Skip any picture you find and retype all the remaining lines exactly.

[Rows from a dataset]
◇ ◇ ◇ ◇ ◇

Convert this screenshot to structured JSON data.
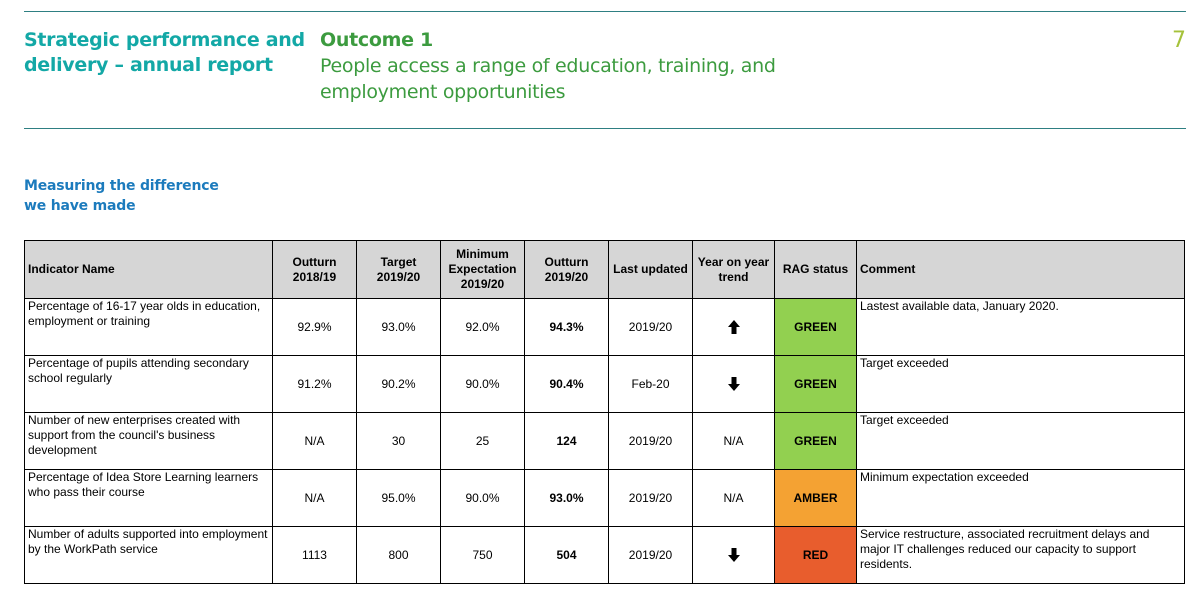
{
  "header": {
    "report_title": "Strategic performance and delivery – annual report",
    "outcome_label": "Outcome 1",
    "outcome_description": "People access a range of education, training, and employment opportunities",
    "page_number": "7"
  },
  "section": {
    "heading": "Measuring the difference we have made"
  },
  "table": {
    "columns": {
      "indicator": "Indicator Name",
      "outturn_prev": "Outturn 2018/19",
      "target": "Target 2019/20",
      "minimum": "Minimum Expectation 2019/20",
      "outturn_curr": "Outturn 2019/20",
      "last_updated": "Last updated",
      "trend": "Year on year trend",
      "rag": "RAG status",
      "comment": "Comment"
    },
    "rows": [
      {
        "indicator": "Percentage of 16-17 year olds in education, employment or training",
        "outturn_prev": "92.9%",
        "target": "93.0%",
        "minimum": "92.0%",
        "outturn_curr": "94.3%",
        "last_updated": "2019/20",
        "trend": "up-arrow-icon",
        "trend_text": "",
        "rag": "GREEN",
        "rag_color": "#92d050",
        "comment": "Lastest available data, January 2020."
      },
      {
        "indicator": "Percentage of pupils attending secondary school regularly",
        "outturn_prev": "91.2%",
        "target": "90.2%",
        "minimum": "90.0%",
        "outturn_curr": "90.4%",
        "last_updated": "Feb-20",
        "trend": "down-arrow-icon",
        "trend_text": "",
        "rag": "GREEN",
        "rag_color": "#92d050",
        "comment": "Target exceeded"
      },
      {
        "indicator": "Number of new enterprises created with support from the council's business development",
        "outturn_prev": "N/A",
        "target": "30",
        "minimum": "25",
        "outturn_curr": "124",
        "last_updated": "2019/20",
        "trend": "",
        "trend_text": "N/A",
        "rag": "GREEN",
        "rag_color": "#92d050",
        "comment": "Target exceeded"
      },
      {
        "indicator": "Percentage of Idea Store Learning learners who pass their course",
        "outturn_prev": "N/A",
        "target": "95.0%",
        "minimum": "90.0%",
        "outturn_curr": "93.0%",
        "last_updated": "2019/20",
        "trend": "",
        "trend_text": "N/A",
        "rag": "AMBER",
        "rag_color": "#f4a233",
        "comment": "Minimum expectation exceeded"
      },
      {
        "indicator": "Number of adults supported into employment by the WorkPath service",
        "outturn_prev": "1113",
        "target": "800",
        "minimum": "750",
        "outturn_curr": "504",
        "last_updated": "2019/20",
        "trend": "down-arrow-icon",
        "trend_text": "",
        "rag": "RED",
        "rag_color": "#e85d2d",
        "comment": "Service restructure, associated recruitment delays and major IT challenges reduced our capacity to support residents."
      }
    ]
  },
  "colors": {
    "teal": "#13a8a6",
    "green_title": "#3c9b3f",
    "page_number": "#a5c23a",
    "section_blue": "#1c7bbd",
    "rule": "#2e7f82",
    "header_fill": "#d6d6d6"
  }
}
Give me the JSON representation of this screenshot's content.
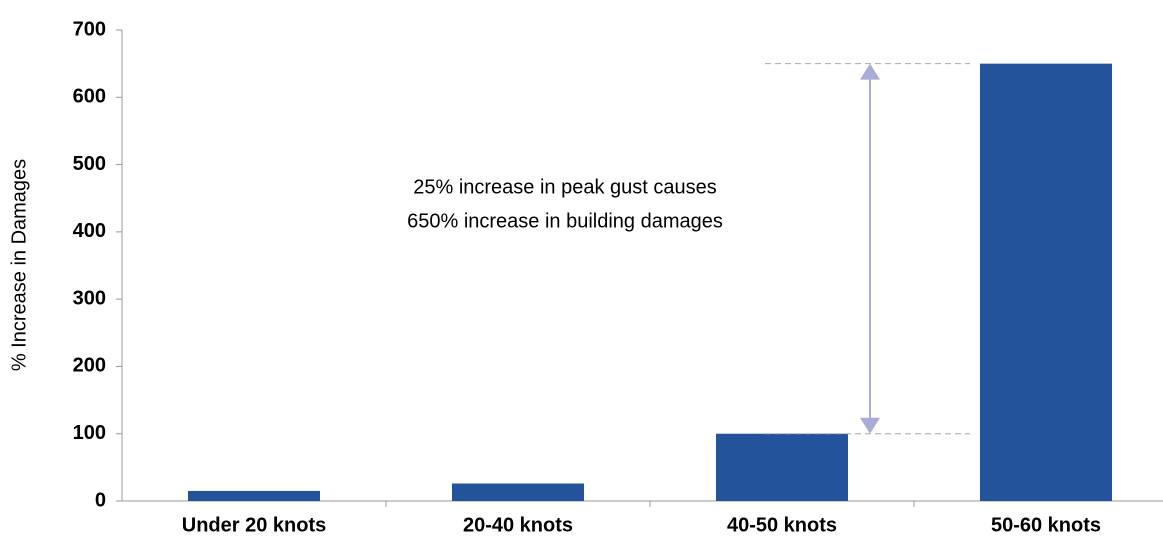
{
  "chart_data": {
    "type": "bar",
    "y_label": "% Increase in Damages",
    "annotation": [
      "25% increase in peak gust causes",
      "650% increase in building damages"
    ],
    "categories": [
      "Under 20 knots",
      "20-40 knots",
      "40-50 knots",
      "50-60 knots"
    ],
    "values": [
      15,
      26,
      100,
      650
    ],
    "color": "#23539a",
    "ylim": [
      0,
      700
    ],
    "yticks": [
      0,
      100,
      200,
      300,
      400,
      500,
      600,
      700
    ],
    "grid": false
  }
}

◇ ◇ ◇ ◇ ◇

Complete output:
Convert this screenshot to structured JSON data.
{
  "header": {
    "report_title": "Strategic performance and delivery – annual report",
    "outcome_label": "Outcome 1",
    "outcome_description": "People access a range of education, training, and employment opportunities",
    "page_number": "7"
  },
  "section": {
    "heading": "Measuring the difference we have made"
  },
  "table": {
    "columns": {
      "indicator": "Indicator Name",
      "outturn_prev": "Outturn 2018/19",
      "target": "Target 2019/20",
      "minimum": "Minimum Expectation 2019/20",
      "outturn_curr": "Outturn 2019/20",
      "last_updated": "Last updated",
      "trend": "Year on year trend",
      "rag": "RAG status",
      "comment": "Comment"
    },
    "rows": [
      {
        "indicator": "Percentage of 16-17 year olds in education, employment or training",
        "outturn_prev": "92.9%",
        "target": "93.0%",
        "minimum": "92.0%",
        "outturn_curr": "94.3%",
        "last_updated": "2019/20",
        "trend": "up-arrow-icon",
        "trend_text": "",
        "rag": "GREEN",
        "rag_color": "#92d050",
        "comment": "Lastest available data, January 2020."
      },
      {
        "indicator": "Percentage of pupils attending secondary school regularly",
        "outturn_prev": "91.2%",
        "target": "90.2%",
        "minimum": "90.0%",
        "outturn_curr": "90.4%",
        "last_updated": "Feb-20",
        "trend": "down-arrow-icon",
        "trend_text": "",
        "rag": "GREEN",
        "rag_color": "#92d050",
        "comment": "Target exceeded"
      },
      {
        "indicator": "Number of new enterprises created with support from the council's business development",
        "outturn_prev": "N/A",
        "target": "30",
        "minimum": "25",
        "outturn_curr": "124",
        "last_updated": "2019/20",
        "trend": "",
        "trend_text": "N/A",
        "rag": "GREEN",
        "rag_color": "#92d050",
        "comment": "Target exceeded"
      },
      {
        "indicator": "Percentage of Idea Store Learning learners who pass their course",
        "outturn_prev": "N/A",
        "target": "95.0%",
        "minimum": "90.0%",
        "outturn_curr": "93.0%",
        "last_updated": "2019/20",
        "trend": "",
        "trend_text": "N/A",
        "rag": "AMBER",
        "rag_color": "#f4a233",
        "comment": "Minimum expectation exceeded"
      },
      {
        "indicator": "Number of adults supported into employment by the WorkPath service",
        "outturn_prev": "1113",
        "target": "800",
        "minimum": "750",
        "outturn_curr": "504",
        "last_updated": "2019/20",
        "trend": "down-arrow-icon",
        "trend_text": "",
        "rag": "RED",
        "rag_color": "#e85d2d",
        "comment": "Service restructure, associated recruitment delays and major IT challenges reduced our capacity to support residents."
      }
    ]
  },
  "colors": {
    "teal": "#13a8a6",
    "green_title": "#3c9b3f",
    "page_number": "#a5c23a",
    "section_blue": "#1c7bbd",
    "rule": "#2e7f82",
    "header_fill": "#d6d6d6"
  }
}
Give me the JSON representation of this screenshot's content.
{
  "chart_data": {
    "type": "bar",
    "y_label": "% Increase in Damages",
    "annotation": [
      "25% increase in peak gust causes",
      "650% increase in building damages"
    ],
    "categories": [
      "Under 20 knots",
      "20-40 knots",
      "40-50 knots",
      "50-60 knots"
    ],
    "values": [
      15,
      26,
      100,
      650
    ],
    "color": "#23539a",
    "ylim": [
      0,
      700
    ],
    "yticks": [
      0,
      100,
      200,
      300,
      400,
      500,
      600,
      700
    ],
    "grid": false
  }
}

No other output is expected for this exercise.